## EXERCISE
Count the lines below that contain the word "Anderson". Reply with the number alone.

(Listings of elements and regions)
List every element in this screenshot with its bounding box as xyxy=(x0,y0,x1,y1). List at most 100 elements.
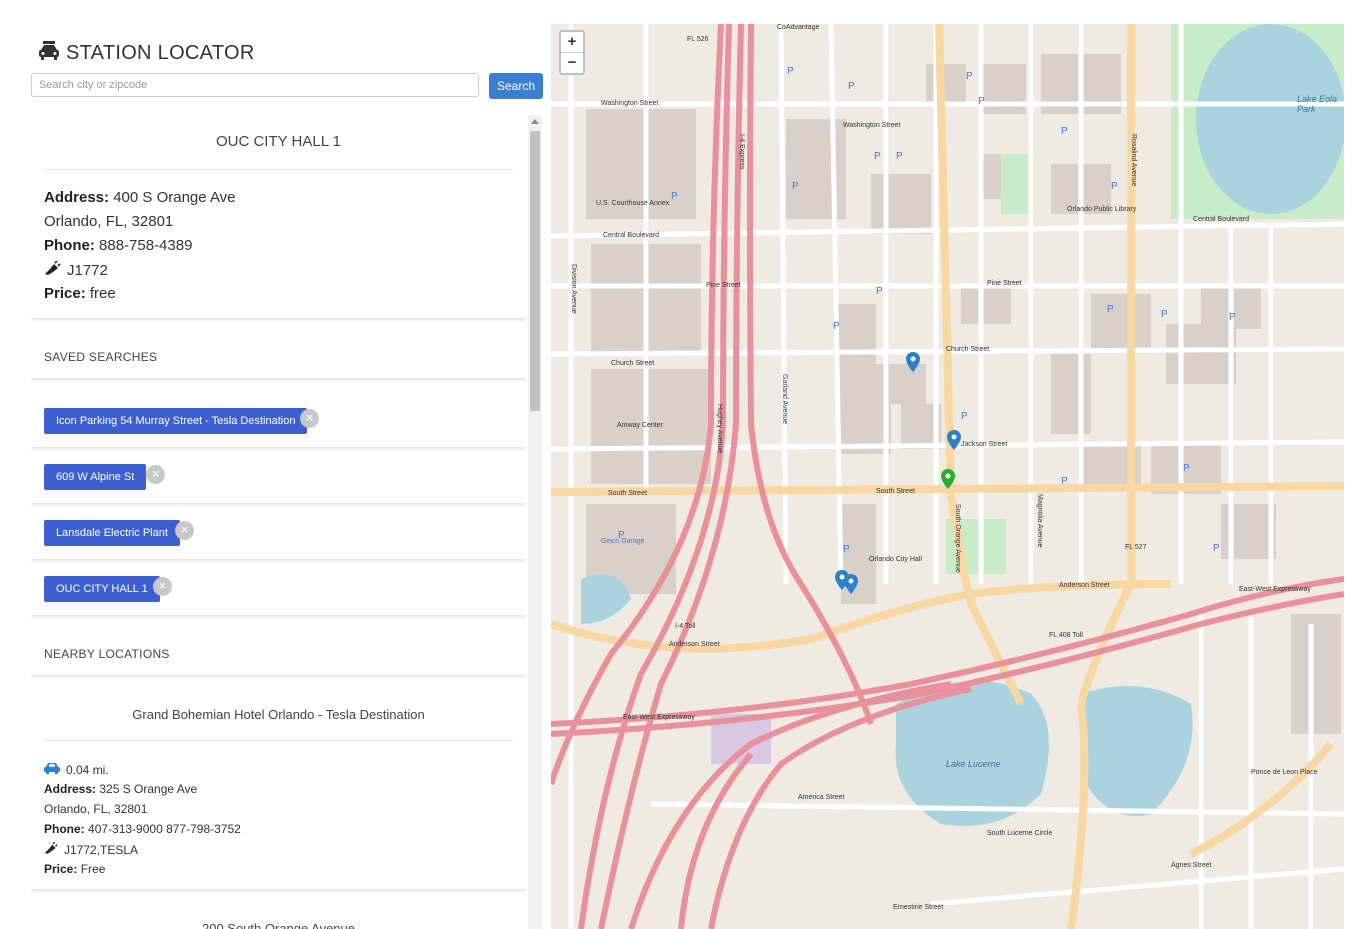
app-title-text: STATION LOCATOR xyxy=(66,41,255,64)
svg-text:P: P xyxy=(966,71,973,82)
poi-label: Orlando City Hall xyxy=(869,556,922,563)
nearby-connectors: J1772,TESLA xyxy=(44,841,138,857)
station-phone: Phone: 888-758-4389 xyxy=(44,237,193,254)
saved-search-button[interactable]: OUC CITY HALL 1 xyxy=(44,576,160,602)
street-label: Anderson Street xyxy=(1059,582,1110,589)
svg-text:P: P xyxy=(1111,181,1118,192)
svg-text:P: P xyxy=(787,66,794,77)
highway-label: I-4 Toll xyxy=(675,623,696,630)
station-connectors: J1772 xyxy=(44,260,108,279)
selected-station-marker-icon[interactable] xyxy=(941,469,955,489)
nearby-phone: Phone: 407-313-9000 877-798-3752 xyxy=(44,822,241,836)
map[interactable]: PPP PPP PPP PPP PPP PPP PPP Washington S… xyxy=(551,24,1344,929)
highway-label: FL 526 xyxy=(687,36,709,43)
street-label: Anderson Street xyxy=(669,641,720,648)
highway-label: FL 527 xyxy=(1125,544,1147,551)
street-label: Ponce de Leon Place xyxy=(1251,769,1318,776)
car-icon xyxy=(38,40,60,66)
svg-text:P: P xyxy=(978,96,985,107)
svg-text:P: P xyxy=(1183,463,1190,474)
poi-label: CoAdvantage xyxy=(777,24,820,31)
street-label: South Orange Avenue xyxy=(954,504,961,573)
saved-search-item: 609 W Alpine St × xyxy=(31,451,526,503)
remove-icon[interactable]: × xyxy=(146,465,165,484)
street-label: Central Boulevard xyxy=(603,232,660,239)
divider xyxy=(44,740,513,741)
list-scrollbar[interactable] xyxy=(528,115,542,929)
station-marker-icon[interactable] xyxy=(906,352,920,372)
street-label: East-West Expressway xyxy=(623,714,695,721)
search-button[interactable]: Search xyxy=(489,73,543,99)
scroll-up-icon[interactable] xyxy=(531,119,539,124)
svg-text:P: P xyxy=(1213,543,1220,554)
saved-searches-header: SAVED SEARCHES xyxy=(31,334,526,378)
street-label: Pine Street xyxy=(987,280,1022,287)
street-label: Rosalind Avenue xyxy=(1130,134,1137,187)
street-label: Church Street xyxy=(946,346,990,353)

## ANSWER TO THIS TASK
2